→ Work instructions:
Select, from the material below, each line with "Trener" in it.

** Begin Information provided **

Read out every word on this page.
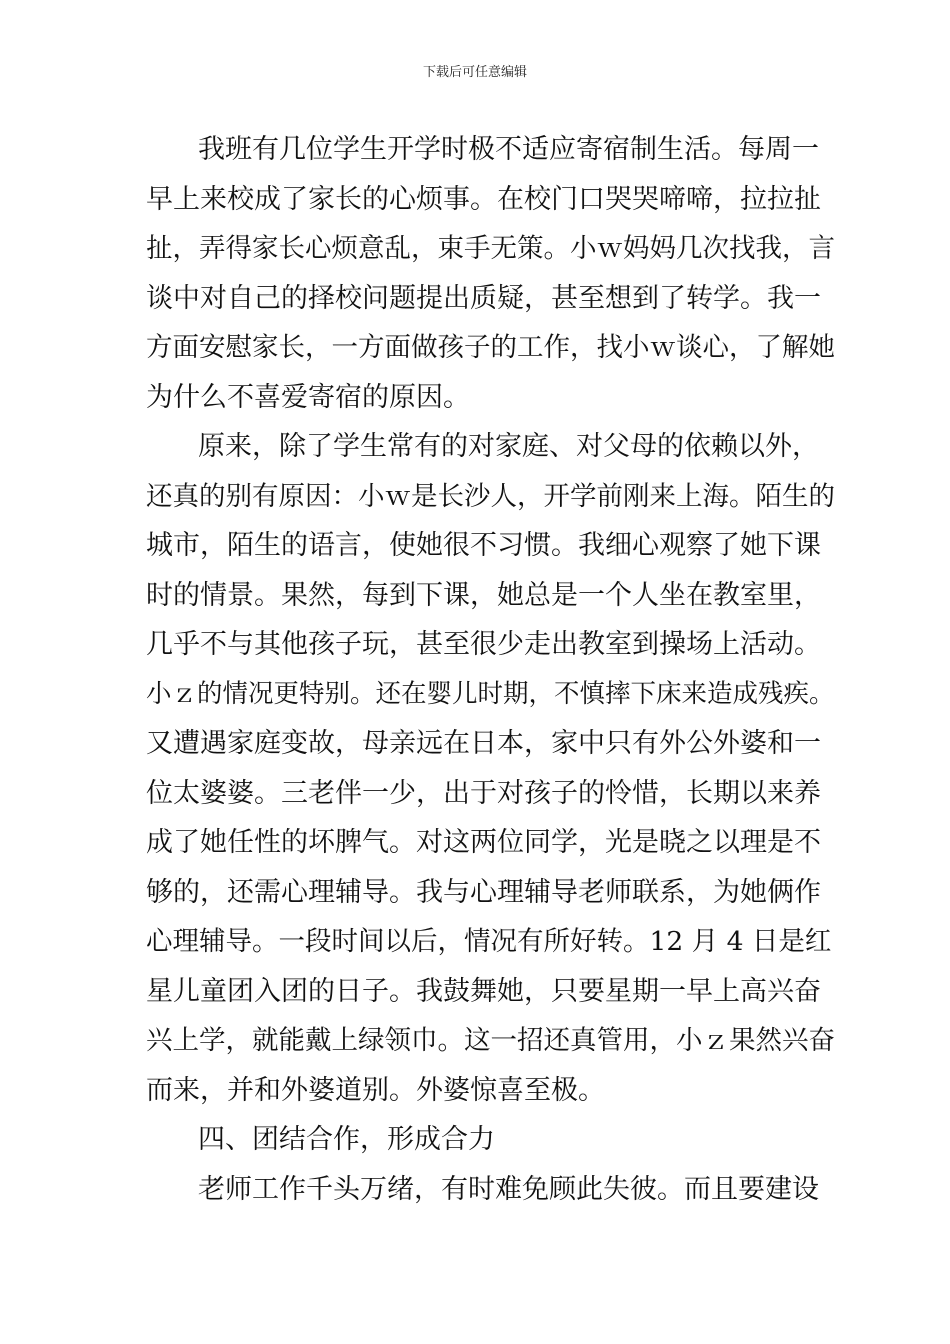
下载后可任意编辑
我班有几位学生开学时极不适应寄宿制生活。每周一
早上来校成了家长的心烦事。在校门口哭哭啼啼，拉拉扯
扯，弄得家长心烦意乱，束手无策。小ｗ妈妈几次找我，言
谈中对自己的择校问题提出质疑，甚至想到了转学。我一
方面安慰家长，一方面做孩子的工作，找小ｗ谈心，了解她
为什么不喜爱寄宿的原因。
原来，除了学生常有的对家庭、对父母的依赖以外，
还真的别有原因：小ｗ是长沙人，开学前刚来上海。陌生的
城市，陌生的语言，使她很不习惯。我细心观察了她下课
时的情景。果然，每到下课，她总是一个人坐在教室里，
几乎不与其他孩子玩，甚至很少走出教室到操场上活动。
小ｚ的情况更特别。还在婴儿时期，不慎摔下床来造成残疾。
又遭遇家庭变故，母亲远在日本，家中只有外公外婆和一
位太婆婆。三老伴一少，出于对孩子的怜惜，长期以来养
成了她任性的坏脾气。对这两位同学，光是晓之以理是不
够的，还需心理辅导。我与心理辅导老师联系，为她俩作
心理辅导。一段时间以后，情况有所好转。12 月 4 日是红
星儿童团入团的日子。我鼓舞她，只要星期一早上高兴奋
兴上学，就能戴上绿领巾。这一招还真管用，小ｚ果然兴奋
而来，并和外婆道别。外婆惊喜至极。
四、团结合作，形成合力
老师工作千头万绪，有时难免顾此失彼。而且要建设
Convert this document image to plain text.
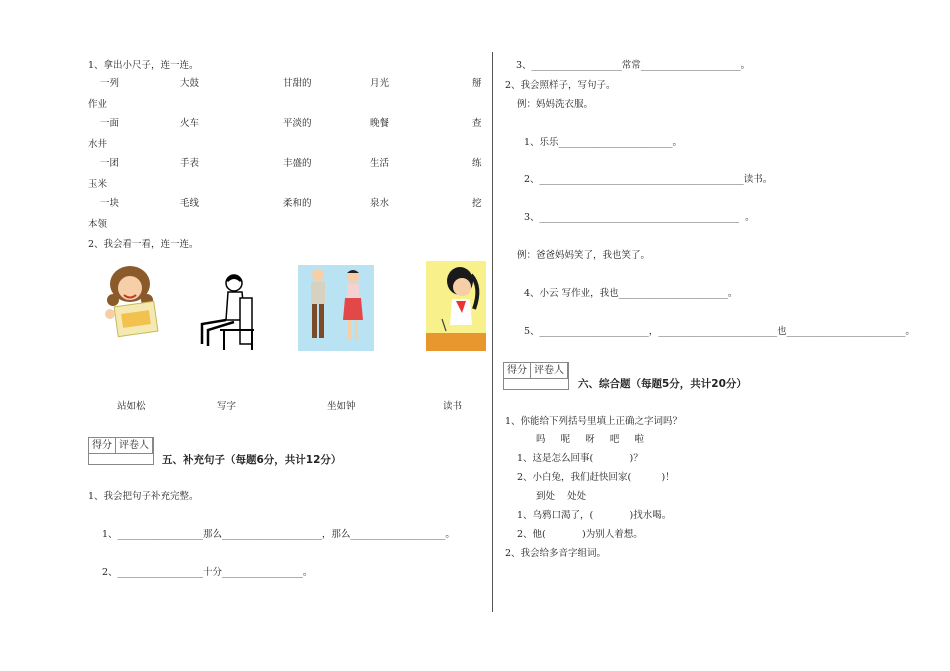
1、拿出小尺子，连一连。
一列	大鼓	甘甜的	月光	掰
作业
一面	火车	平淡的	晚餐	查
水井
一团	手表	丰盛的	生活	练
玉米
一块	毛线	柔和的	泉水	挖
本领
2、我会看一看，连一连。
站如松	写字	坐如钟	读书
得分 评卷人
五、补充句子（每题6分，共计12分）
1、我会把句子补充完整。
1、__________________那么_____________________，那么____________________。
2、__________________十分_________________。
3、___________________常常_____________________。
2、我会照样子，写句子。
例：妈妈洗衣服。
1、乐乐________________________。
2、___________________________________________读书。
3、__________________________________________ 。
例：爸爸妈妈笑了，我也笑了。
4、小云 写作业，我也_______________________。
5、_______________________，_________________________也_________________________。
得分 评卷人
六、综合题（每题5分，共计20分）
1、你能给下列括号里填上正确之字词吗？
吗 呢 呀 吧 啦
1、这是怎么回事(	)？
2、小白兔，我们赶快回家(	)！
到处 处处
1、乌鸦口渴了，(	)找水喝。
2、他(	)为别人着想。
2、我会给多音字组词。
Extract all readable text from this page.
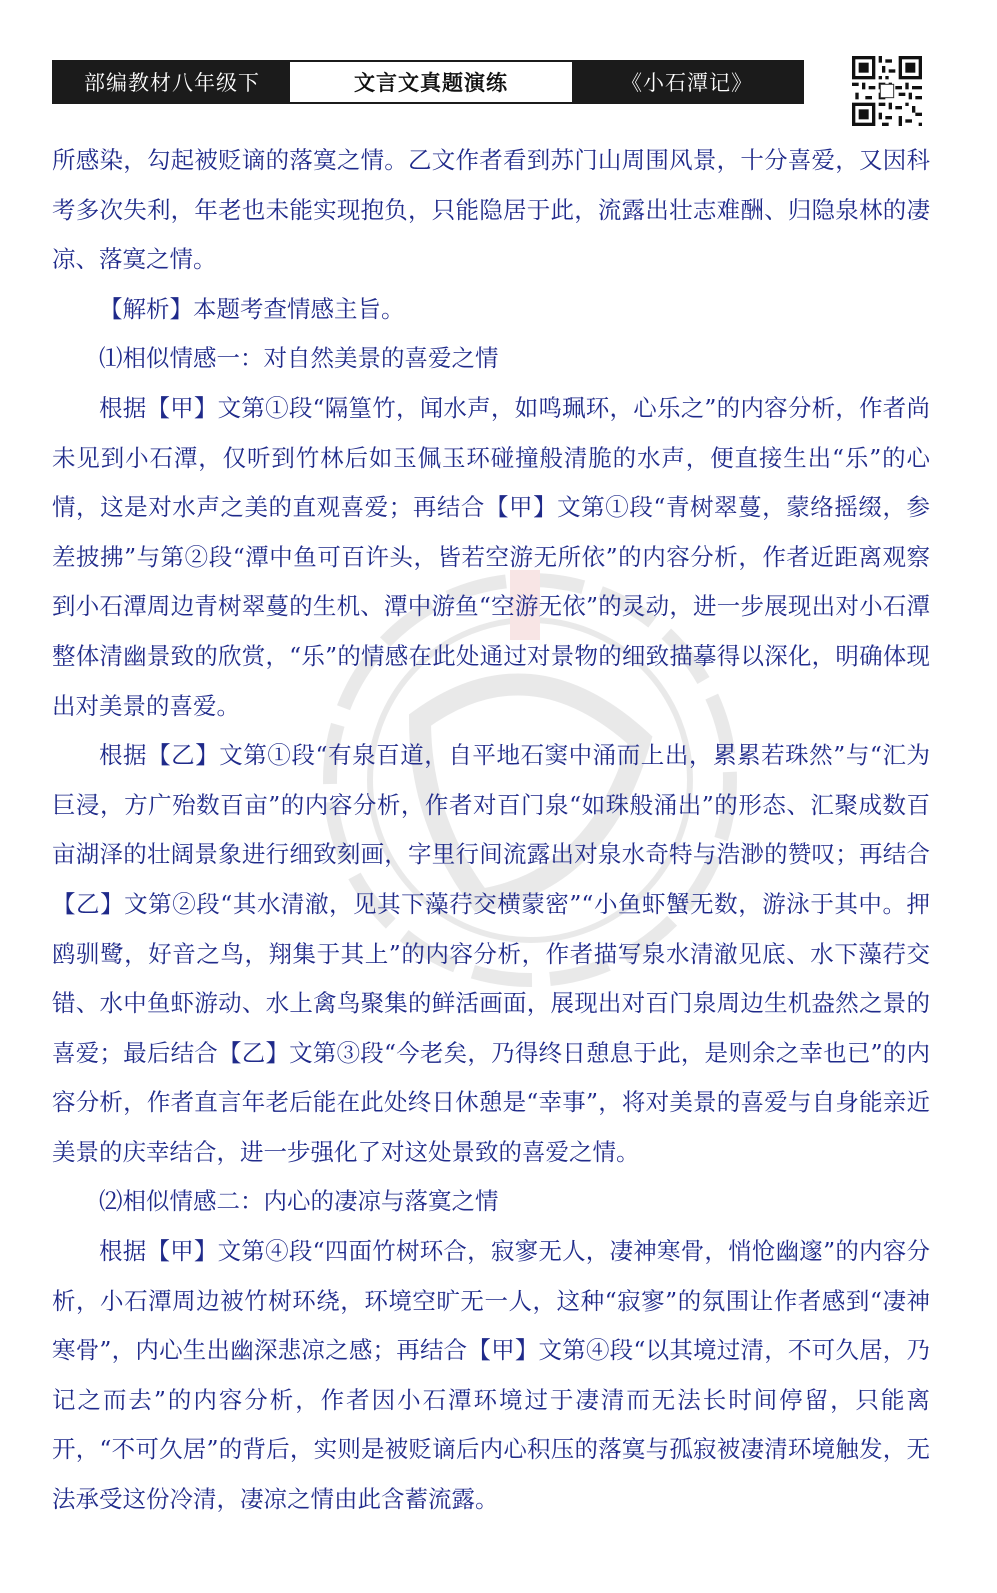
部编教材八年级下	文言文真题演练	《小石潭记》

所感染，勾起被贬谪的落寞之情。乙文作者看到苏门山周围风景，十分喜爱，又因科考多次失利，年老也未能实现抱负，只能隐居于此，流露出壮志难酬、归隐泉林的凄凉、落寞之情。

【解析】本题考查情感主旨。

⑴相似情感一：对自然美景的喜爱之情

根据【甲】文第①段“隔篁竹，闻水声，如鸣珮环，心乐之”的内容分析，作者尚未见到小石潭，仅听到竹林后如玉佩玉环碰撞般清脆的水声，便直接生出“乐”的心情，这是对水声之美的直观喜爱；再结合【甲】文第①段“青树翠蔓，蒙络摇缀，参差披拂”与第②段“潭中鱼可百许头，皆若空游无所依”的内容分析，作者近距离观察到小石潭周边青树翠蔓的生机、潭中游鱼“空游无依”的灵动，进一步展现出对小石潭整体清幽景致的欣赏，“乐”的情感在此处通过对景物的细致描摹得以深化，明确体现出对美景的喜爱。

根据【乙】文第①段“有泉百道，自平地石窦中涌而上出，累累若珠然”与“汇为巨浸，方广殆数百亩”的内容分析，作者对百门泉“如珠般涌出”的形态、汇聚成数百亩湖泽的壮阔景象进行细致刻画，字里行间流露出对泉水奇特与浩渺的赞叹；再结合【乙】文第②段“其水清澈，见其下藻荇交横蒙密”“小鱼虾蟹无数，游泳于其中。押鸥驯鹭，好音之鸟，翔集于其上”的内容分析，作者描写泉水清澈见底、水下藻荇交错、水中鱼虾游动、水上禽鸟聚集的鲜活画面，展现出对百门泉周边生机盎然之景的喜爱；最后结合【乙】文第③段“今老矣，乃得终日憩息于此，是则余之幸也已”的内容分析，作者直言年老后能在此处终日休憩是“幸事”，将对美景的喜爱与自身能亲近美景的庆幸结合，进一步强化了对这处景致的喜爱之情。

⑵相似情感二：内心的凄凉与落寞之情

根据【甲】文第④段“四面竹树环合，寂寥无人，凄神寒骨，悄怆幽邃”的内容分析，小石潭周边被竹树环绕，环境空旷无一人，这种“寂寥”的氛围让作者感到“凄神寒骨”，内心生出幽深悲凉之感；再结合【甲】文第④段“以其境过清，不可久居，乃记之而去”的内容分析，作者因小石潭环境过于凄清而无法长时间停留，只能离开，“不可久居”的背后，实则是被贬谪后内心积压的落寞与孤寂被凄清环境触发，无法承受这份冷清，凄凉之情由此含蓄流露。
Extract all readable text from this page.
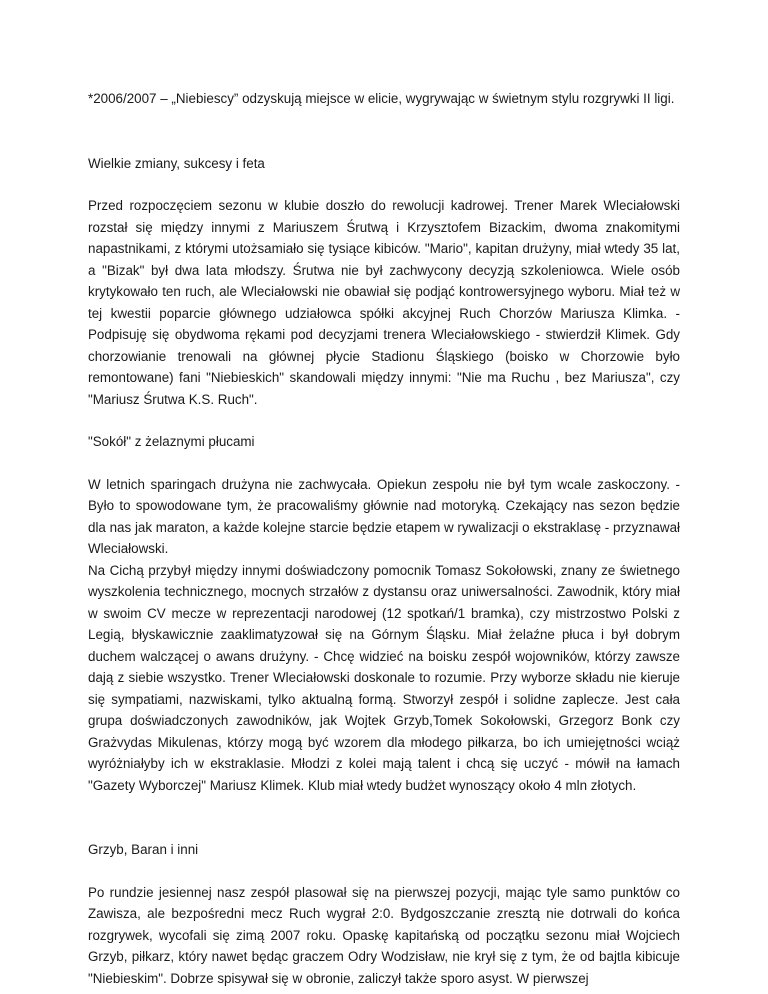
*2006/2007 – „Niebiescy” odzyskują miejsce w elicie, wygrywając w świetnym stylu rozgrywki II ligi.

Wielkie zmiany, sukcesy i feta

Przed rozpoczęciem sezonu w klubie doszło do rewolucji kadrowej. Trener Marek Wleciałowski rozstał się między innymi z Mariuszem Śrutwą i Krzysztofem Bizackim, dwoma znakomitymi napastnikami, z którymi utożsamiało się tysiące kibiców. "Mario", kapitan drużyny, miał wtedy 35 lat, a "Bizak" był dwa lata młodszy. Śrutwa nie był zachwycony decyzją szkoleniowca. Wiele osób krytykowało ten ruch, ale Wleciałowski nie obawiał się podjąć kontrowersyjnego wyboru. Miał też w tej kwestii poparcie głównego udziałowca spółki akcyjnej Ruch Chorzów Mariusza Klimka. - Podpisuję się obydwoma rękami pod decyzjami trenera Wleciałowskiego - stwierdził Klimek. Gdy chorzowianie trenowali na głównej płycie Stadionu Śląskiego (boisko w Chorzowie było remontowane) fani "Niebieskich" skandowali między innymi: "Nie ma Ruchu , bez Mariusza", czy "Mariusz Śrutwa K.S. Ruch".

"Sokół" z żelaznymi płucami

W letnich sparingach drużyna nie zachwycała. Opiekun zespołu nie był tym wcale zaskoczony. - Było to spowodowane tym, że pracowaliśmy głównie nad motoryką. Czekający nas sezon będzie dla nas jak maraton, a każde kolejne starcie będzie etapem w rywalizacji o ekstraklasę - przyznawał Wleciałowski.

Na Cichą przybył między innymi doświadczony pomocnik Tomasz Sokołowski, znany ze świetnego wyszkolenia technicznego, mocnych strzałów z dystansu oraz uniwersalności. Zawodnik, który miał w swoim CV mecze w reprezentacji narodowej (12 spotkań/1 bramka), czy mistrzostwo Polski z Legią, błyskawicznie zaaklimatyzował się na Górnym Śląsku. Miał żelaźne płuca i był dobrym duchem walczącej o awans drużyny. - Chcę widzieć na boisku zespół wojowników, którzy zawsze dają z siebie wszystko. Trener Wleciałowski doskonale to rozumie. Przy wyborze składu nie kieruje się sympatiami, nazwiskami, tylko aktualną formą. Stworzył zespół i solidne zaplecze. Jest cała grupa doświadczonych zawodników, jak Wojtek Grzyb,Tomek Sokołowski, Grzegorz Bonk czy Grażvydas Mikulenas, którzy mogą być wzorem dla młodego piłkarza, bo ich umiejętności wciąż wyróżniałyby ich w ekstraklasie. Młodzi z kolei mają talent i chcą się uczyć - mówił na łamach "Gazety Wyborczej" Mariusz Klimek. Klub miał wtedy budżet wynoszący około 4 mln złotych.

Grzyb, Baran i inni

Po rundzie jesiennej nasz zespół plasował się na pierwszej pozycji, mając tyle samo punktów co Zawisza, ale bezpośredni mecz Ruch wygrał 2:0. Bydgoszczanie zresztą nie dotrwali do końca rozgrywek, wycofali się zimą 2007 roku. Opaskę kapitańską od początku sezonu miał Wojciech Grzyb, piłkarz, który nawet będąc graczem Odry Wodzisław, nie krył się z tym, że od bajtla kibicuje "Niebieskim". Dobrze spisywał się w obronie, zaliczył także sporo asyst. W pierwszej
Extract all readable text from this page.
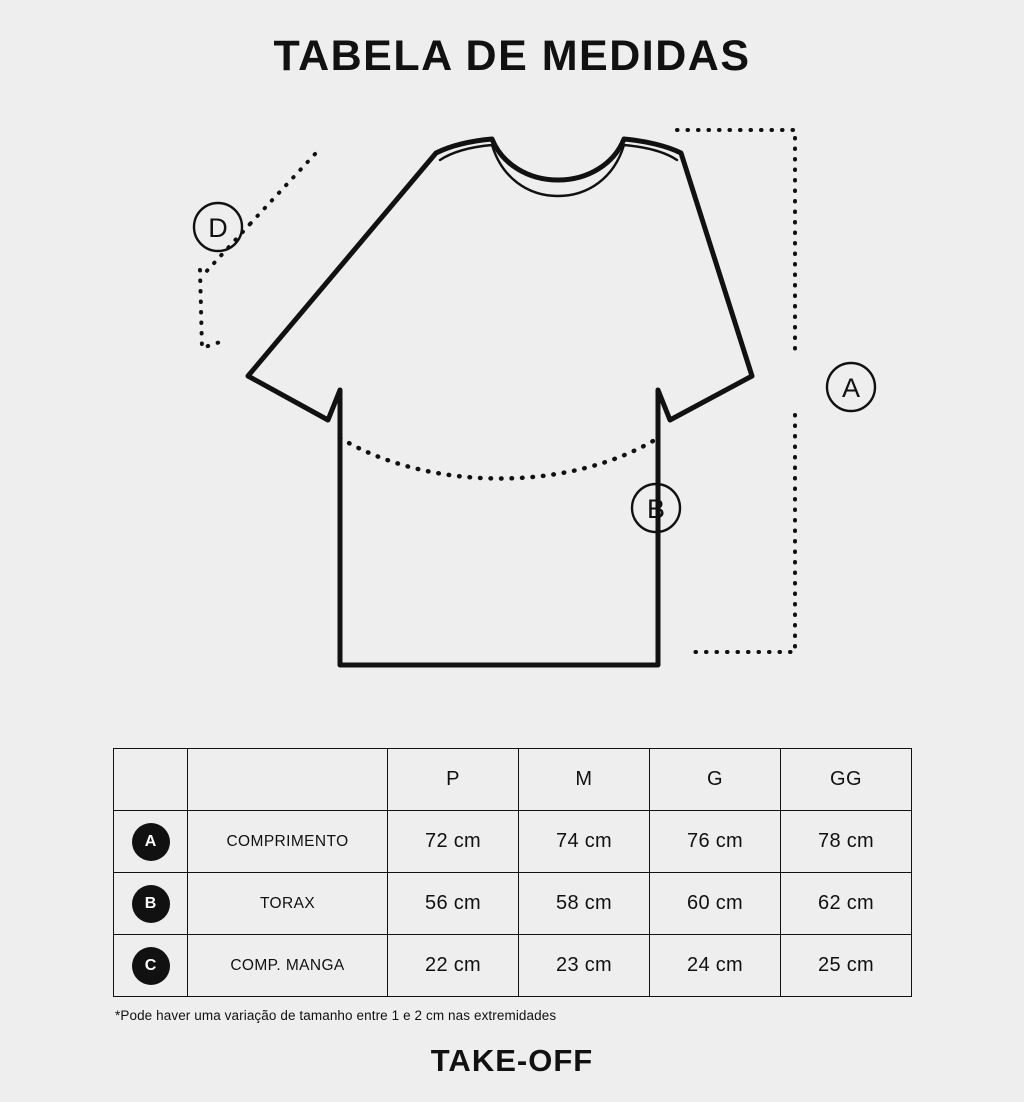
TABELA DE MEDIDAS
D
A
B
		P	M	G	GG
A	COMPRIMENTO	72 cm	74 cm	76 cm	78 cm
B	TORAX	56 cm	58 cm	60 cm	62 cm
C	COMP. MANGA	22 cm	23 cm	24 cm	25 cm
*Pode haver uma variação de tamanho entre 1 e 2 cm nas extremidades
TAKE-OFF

** End Information provided **

→ The response:
Przed rozpoczęciem sezonu w klubie doszło do rewolucji kadrowej. Trener Marek Wleciałowski rozstał się między innymi z Mariuszem Śrutwą i Krzysztofem Bizackim, dwoma znakomitymi napastnikami, z którymi utożsamiało się tysiące kibiców. "Mario", kapitan drużyny, miał wtedy 35 lat, a "Bizak" był dwa lata młodszy. Śrutwa nie był zachwycony decyzją szkoleniowca. Wiele osób krytykowało ten ruch, ale Wleciałowski nie obawiał się podjąć kontrowersyjnego wyboru. Miał też w tej kwestii poparcie głównego udziałowca spółki akcyjnej Ruch Chorzów Mariusza Klimka. - Podpisuję się obydwoma rękami pod decyzjami trenera Wleciałowskiego - stwierdził Klimek. Gdy chorzowianie trenowali na głównej płycie Stadionu Śląskiego (boisko w Chorzowie było remontowane) fani "Niebieskich" skandowali między innymi: "Nie ma Ruchu , bez Mariusza", czy "Mariusz Śrutwa K.S. Ruch".
Na Cichą przybył między innymi doświadczony pomocnik Tomasz Sokołowski, znany ze świetnego wyszkolenia technicznego, mocnych strzałów z dystansu oraz uniwersalności. Zawodnik, który miał w swoim CV mecze w reprezentacji narodowej (12 spotkań/1 bramka), czy mistrzostwo Polski z Legią, błyskawicznie zaaklimatyzował się na Górnym Śląsku. Miał żelaźne płuca i był dobrym duchem walczącej o awans drużyny. - Chcę widzieć na boisku zespół wojowników, którzy zawsze dają z siebie wszystko. Trener Wleciałowski doskonale to rozumie. Przy wyborze składu nie kieruje się sympatiami, nazwiskami, tylko aktualną formą. Stworzył zespół i solidne zaplecze. Jest cała grupa doświadczonych zawodników, jak Wojtek Grzyb,Tomek Sokołowski, Grzegorz Bonk czy Grażvydas Mikulenas, którzy mogą być wzorem dla młodego piłkarza, bo ich umiejętności wciąż wyróżniałyby ich w ekstraklasie. Młodzi z kolei mają talent i chcą się uczyć - mówił na łamach "Gazety Wyborczej" Mariusz Klimek. Klub miał wtedy budżet wynoszący około 4 mln złotych.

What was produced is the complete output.